### Records shown ###
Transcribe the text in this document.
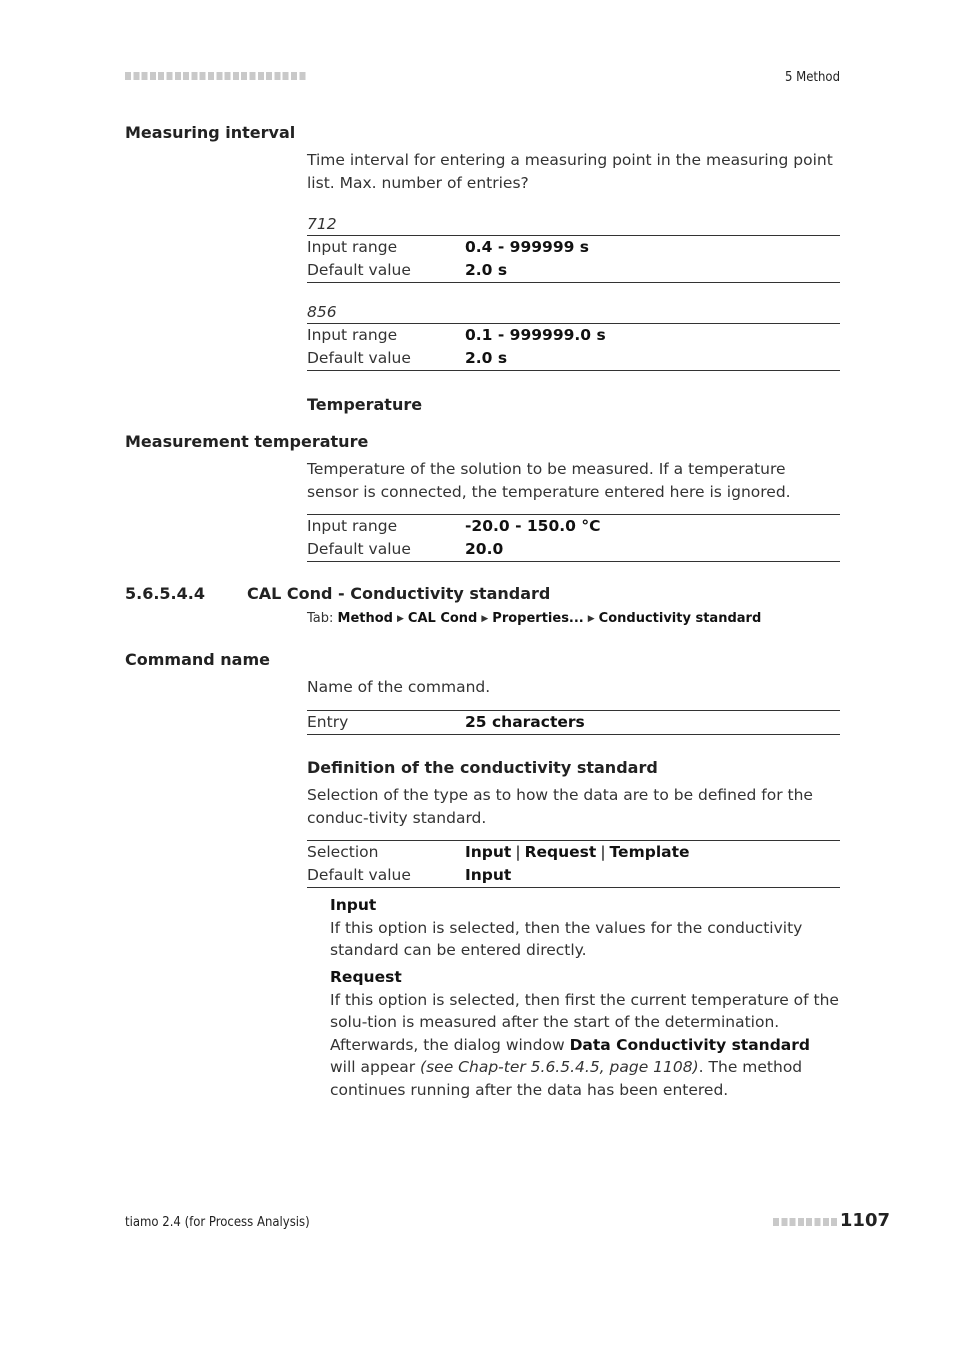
5 Method
Measuring interval
Time interval for entering a measuring point in the measuring point list. Max. number of entries?
712
Input range	0.4 - 999999 s
Default value	2.0 s
856
Input range	0.1 - 999999.0 s
Default value	2.0 s
Temperature
Measurement temperature
Temperature of the solution to be measured. If a temperature sensor is connected, the temperature entered here is ignored.
Input range	-20.0 - 150.0 °C
Default value	20.0
5.6.5.4.4	CAL Cond - Conductivity standard
Tab: Method ▶ CAL Cond ▶ Properties... ▶ Conductivity standard
Command name
Name of the command.
Entry	25 characters
Definition of the conductivity standard
Selection of the type as to how the data are to be defined for the conduc-tivity standard.
Selection	Input | Request | Template
Default value	Input
Input
If this option is selected, then the values for the conductivity standard can be entered directly.
Request
If this option is selected, then first the current temperature of the solu-tion is measured after the start of the determination. Afterwards, the dialog window Data Conductivity standard will appear (see Chap-ter 5.6.5.4.5, page 1108). The method continues running after the data has been entered.
tiamo 2.4 (for Process Analysis)	1107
###
**Task description:** The records above must be printed exactly; the pictures stay out.

**Solution for this exercise:**
Transcribe the text in this document.
5 Method
Measuring interval
Time interval for entering a measuring point in the measuring point list. Max. number of entries?
712
Input range	0.4 - 999999 s
Default value	2.0 s
856
Input range	0.1 - 999999.0 s
Default value	2.0 s
Temperature
Measurement temperature
Temperature of the solution to be measured. If a temperature sensor is connected, the temperature entered here is ignored.
Input range	-20.0 - 150.0 °C
Default value	20.0
5.6.5.4.4	CAL Cond - Conductivity standard
Tab: Method ▶ CAL Cond ▶ Properties... ▶ Conductivity standard
Command name
Name of the command.
Entry	25 characters
Definition of the conductivity standard
Selection of the type as to how the data are to be defined for the conduc-tivity standard.
Selection	Input | Request | Template
Default value	Input
Input
If this option is selected, then the values for the conductivity standard can be entered directly.
Request
If this option is selected, then first the current temperature of the solu-tion is measured after the start of the determination. Afterwards, the dialog window Data Conductivity standard will appear (see Chap-ter 5.6.5.4.5, page 1108). The method continues running after the data has been entered.
tiamo 2.4 (for Process Analysis)	1107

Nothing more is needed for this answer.